* **WRITTEN REQUEST**: Gather all lines with the word "text" in them.

Extracted records:
* * *
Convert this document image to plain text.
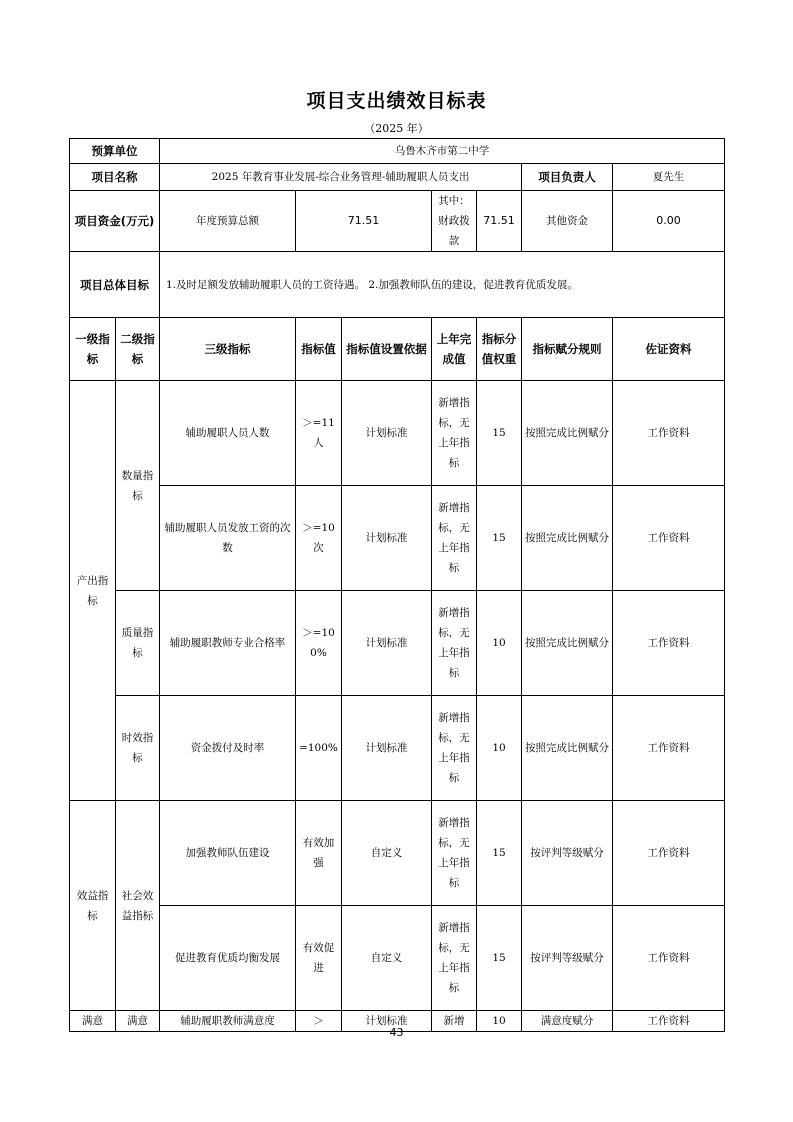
项目支出绩效目标表
（2025 年）
预算单位		乌鲁木齐市第二中学						
项目名称		2025 年教育事业发展-综合业务管理-辅助履职人员支出					项目负责人	夏先生
项目资金(万元)		年度预算总额	71.51		其中：财政拨款	71.51	其他资金	0.00
项目总体目标		1.及时足额发放辅助履职人员的工资待遇。 2.加强教师队伍的建设，促进教育优质发展。						
一级指标	二级指标	三级指标	指标值	指标值设置依据	上年完成值	指标分值权重	指标赋分规则	佐证资料
产出指标	数量指标	辅助履职人员人数	＞=11人	计划标准	新增指标，无上年指标	15	按照完成比例赋分	工作资料
		辅助履职人员发放工资的次数	＞=10次	计划标准	新增指标，无上年指标	15	按照完成比例赋分	工作资料
	质量指标	辅助履职教师专业合格率	＞=100%	计划标准	新增指标，无上年指标	10	按照完成比例赋分	工作资料
	时效指标	资金拨付及时率	=100%	计划标准	新增指标，无上年指标	10	按照完成比例赋分	工作资料
效益指标	社会效益指标	加强教师队伍建设	有效加强	自定义	新增指标，无上年指标	15	按评判等级赋分	工作资料
		促进教育优质均衡发展	有效促进	自定义	新增指标，无上年指标	15	按评判等级赋分	工作资料
满意	满意	辅助履职教师满意度	＞	计划标准	新增	10	满意度赋分	工作资料
43
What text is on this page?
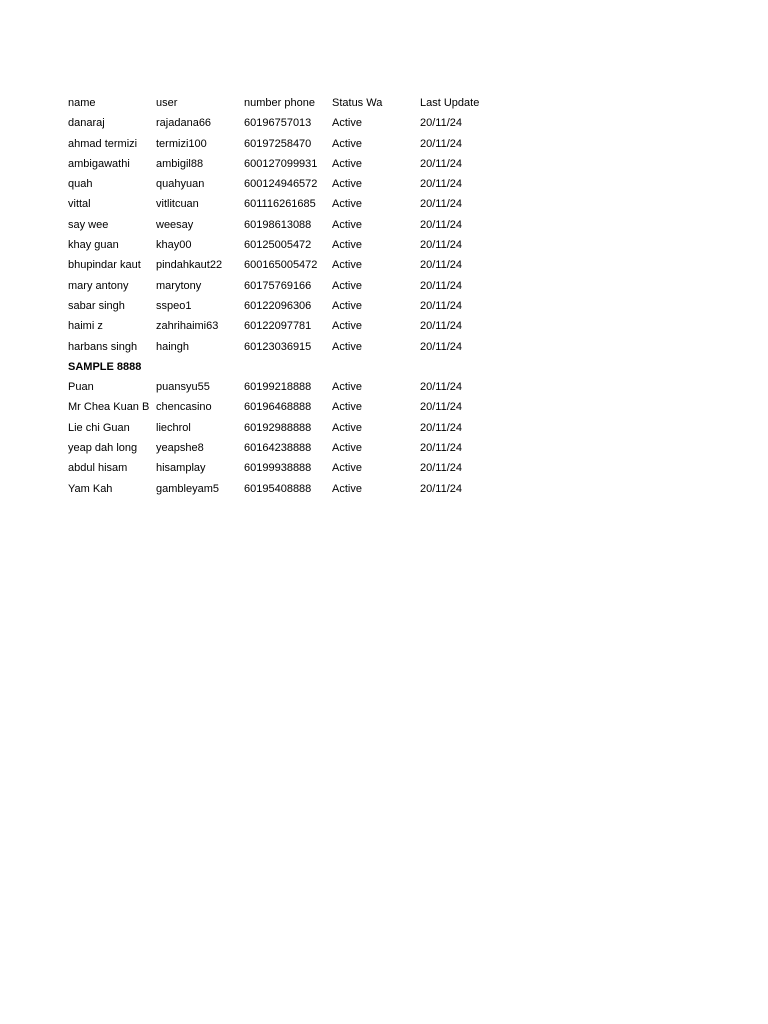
name	user	number phone	Status Wa	Last Update
danaraj	rajadana66	60196757013	Active	20/11/24
ahmad termizi	termizi100	60197258470	Active	20/11/24
ambigawathi	ambigil88	600127099931	Active	20/11/24
quah	quahyuan	600124946572	Active	20/11/24
vittal	vitlitcuan	601116261685	Active	20/11/24
say wee	weesay	60198613088	Active	20/11/24
khay guan	khay00	60125005472	Active	20/11/24
bhupindar kaut	pindahkaut22	600165005472	Active	20/11/24
mary antony	marytony	60175769166	Active	20/11/24
sabar singh	sspeo1	60122096306	Active	20/11/24
haimi z	zahrihaimi63	60122097781	Active	20/11/24
harbans singh	haingh	60123036915	Active	20/11/24
SAMPLE 8888				
Puan	puansyu55	60199218888	Active	20/11/24
Mr Chea Kuan B	chencasino	60196468888	Active	20/11/24
Lie chi Guan	liechrol	60192988888	Active	20/11/24
yeap dah long	yeapshe8	60164238888	Active	20/11/24
abdul hisam	hisamplay	60199938888	Active	20/11/24
Yam Kah	gambleyam5	60195408888	Active	20/11/24
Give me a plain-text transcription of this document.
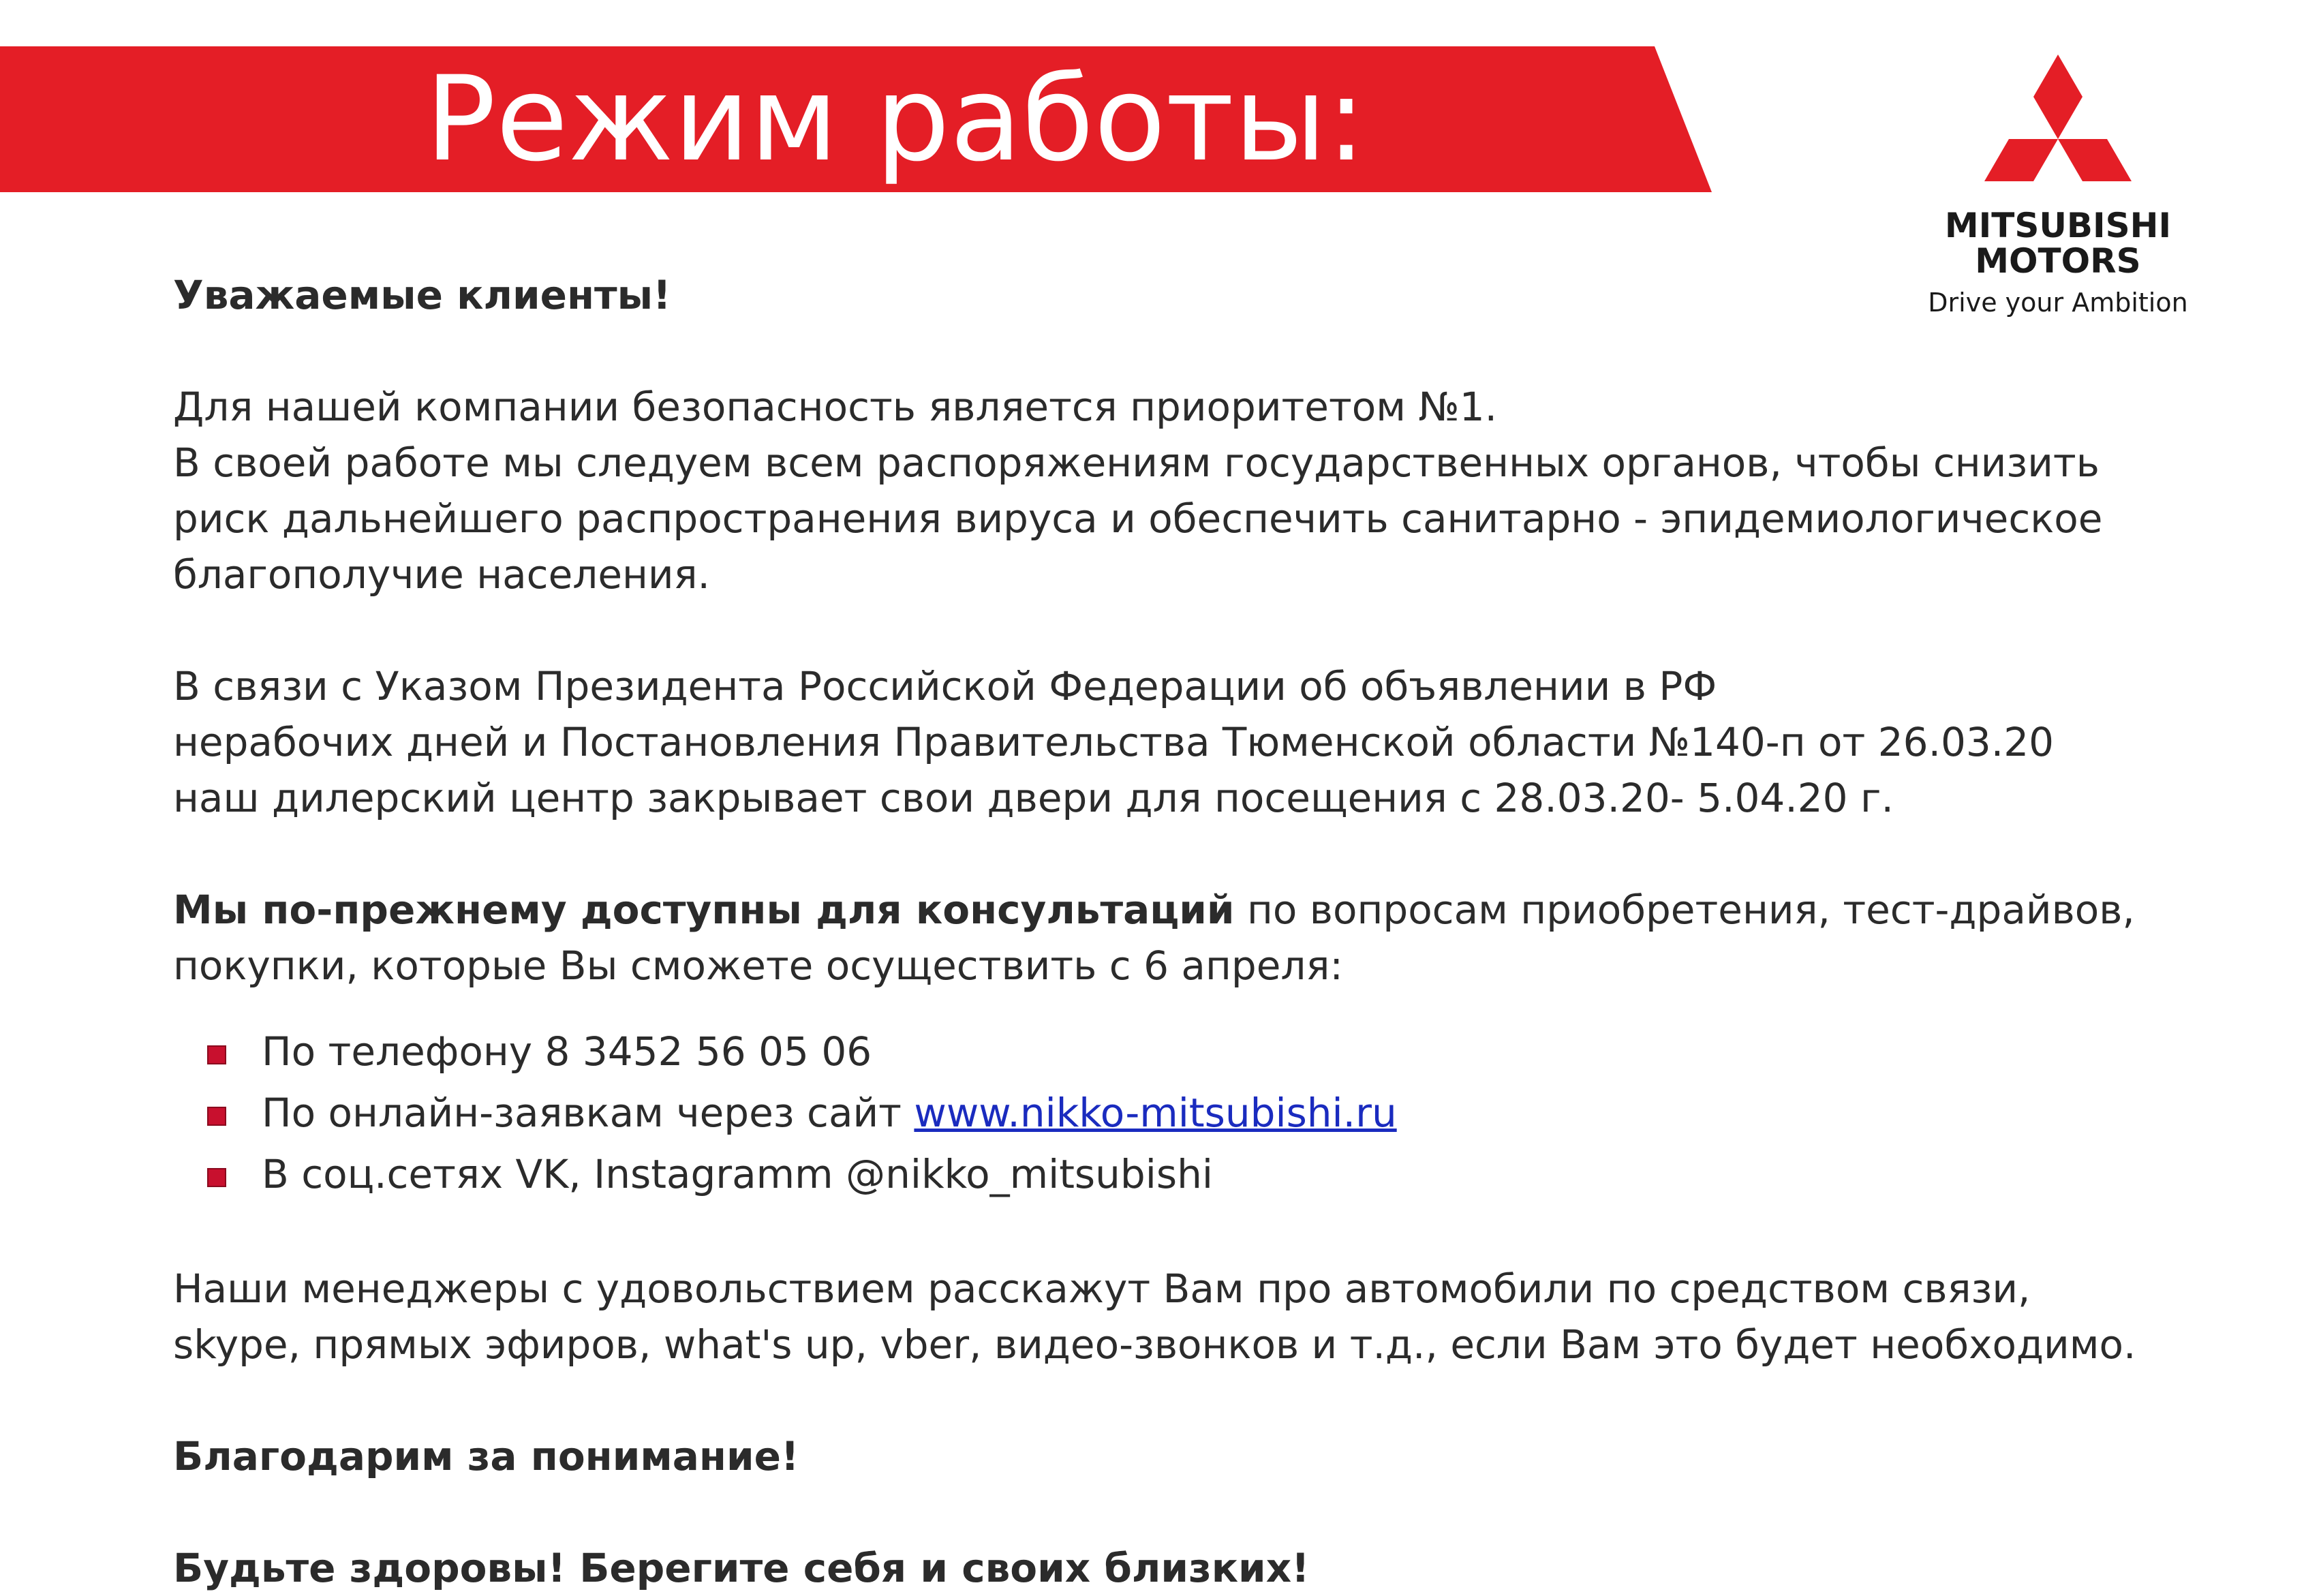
Режим работы:
MITSUBISHI
MOTORS
Drive your Ambition
Уважаемые клиенты!
Для нашей компании безопасность является приоритетом №1.
В своей работе мы следуем всем распоряжениям государственных органов, чтобы снизить
риск дальнейшего распространения вируса и обеспечить санитарно - эпидемиологическое
благополучие населения.
В связи с Указом Президента Российской Федерации об объявлении в РФ
нерабочих дней и Постановления Правительства Тюменской области №140-п от 26.03.20
наш дилерский центр закрывает свои двери для посещения с 28.03.20- 5.04.20 г.
Мы по-прежнему доступны для консультаций по вопросам приобретения, тест-драйвов,
покупки, которые Вы сможете осуществить с 6 апреля:
По телефону 8 3452 56 05 06
По онлайн-заявкам через сайт www.nikko-mitsubishi.ru
В соц.сетях VK, Instagramm @nikko_mitsubishi
Наши менеджеры с удовольствием расскажут Вам про автомобили по средством связи,
skype, прямых эфиров, what's up, vber, видео-звонков и т.д., если Вам это будет необходимо.
Благодарим за понимание!
Будьте здоровы! Берегите себя и своих близких!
* * *
* **RESULT**:
Convert this document image to plain text.
What text is on this page?
Give me a plain-text transcription of this document.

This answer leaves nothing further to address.